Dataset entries
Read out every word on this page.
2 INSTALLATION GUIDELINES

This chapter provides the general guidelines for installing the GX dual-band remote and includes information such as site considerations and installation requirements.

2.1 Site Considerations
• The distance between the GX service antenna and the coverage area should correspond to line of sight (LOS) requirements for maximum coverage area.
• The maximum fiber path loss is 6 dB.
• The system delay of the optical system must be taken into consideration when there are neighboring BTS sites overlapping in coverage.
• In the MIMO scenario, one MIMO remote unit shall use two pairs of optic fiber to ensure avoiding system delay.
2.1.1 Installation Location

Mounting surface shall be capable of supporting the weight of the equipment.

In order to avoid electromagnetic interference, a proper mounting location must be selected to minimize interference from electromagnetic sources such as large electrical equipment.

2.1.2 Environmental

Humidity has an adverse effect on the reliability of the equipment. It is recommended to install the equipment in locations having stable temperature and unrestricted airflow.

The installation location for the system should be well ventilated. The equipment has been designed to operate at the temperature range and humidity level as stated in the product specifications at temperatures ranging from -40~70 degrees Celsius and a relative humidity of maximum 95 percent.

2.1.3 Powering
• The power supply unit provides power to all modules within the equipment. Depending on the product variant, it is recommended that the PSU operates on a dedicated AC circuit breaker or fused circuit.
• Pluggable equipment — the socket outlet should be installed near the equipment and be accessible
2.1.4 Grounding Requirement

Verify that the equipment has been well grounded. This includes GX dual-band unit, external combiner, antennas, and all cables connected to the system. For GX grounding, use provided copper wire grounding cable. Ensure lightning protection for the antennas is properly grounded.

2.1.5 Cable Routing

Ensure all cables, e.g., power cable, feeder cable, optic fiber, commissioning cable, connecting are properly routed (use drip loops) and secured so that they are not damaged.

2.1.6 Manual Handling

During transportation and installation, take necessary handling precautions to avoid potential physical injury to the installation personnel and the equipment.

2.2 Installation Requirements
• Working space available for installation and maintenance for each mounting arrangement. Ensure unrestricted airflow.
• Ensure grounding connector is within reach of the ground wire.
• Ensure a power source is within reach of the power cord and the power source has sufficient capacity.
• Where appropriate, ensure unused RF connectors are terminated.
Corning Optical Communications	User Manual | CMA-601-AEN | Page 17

Instruction: Output each record exactly, leaving nothing out.

Task answer:
Read out every word on this page.
2 INSTALLATION GUIDELINES

This chapter provides the general guidelines for installing the GX dual-band remote and includes information such as site considerations and installation requirements.

2.1 Site Considerations
• The distance between the GX service antenna and the coverage area should correspond to line of sight (LOS) requirements for maximum coverage area.
• The maximum fiber path loss is 6 dB.
• The system delay of the optical system must be taken into consideration when there are neighboring BTS sites overlapping in coverage.
• In the MIMO scenario, one MIMO remote unit shall use two pairs of optic fiber to ensure avoiding system delay.
2.1.1 Installation Location

Mounting surface shall be capable of supporting the weight of the equipment.

In order to avoid electromagnetic interference, a proper mounting location must be selected to minimize interference from electromagnetic sources such as large electrical equipment.

2.1.2 Environmental

Humidity has an adverse effect on the reliability of the equipment. It is recommended to install the equipment in locations having stable temperature and unrestricted airflow.

The installation location for the system should be well ventilated. The equipment has been designed to operate at the temperature range and humidity level as stated in the product specifications at temperatures ranging from -40~70 degrees Celsius and a relative humidity of maximum 95 percent.

2.1.3 Powering
• The power supply unit provides power to all modules within the equipment. Depending on the product variant, it is recommended that the PSU operates on a dedicated AC circuit breaker or fused circuit.
• Pluggable equipment — the socket outlet should be installed near the equipment and be accessible
2.1.4 Grounding Requirement

Verify that the equipment has been well grounded. This includes GX dual-band unit, external combiner, antennas, and all cables connected to the system. For GX grounding, use provided copper wire grounding cable. Ensure lightning protection for the antennas is properly grounded.

2.1.5 Cable Routing

Ensure all cables, e.g., power cable, feeder cable, optic fiber, commissioning cable, connecting are properly routed (use drip loops) and secured so that they are not damaged.

2.1.6 Manual Handling

During transportation and installation, take necessary handling precautions to avoid potential physical injury to the installation personnel and the equipment.

2.2 Installation Requirements
• Working space available for installation and maintenance for each mounting arrangement. Ensure unrestricted airflow.
• Ensure grounding connector is within reach of the ground wire.
• Ensure a power source is within reach of the power cord and the power source has sufficient capacity.
• Where appropriate, ensure unused RF connectors are terminated.
Corning Optical Communications	User Manual | CMA-601-AEN | Page 17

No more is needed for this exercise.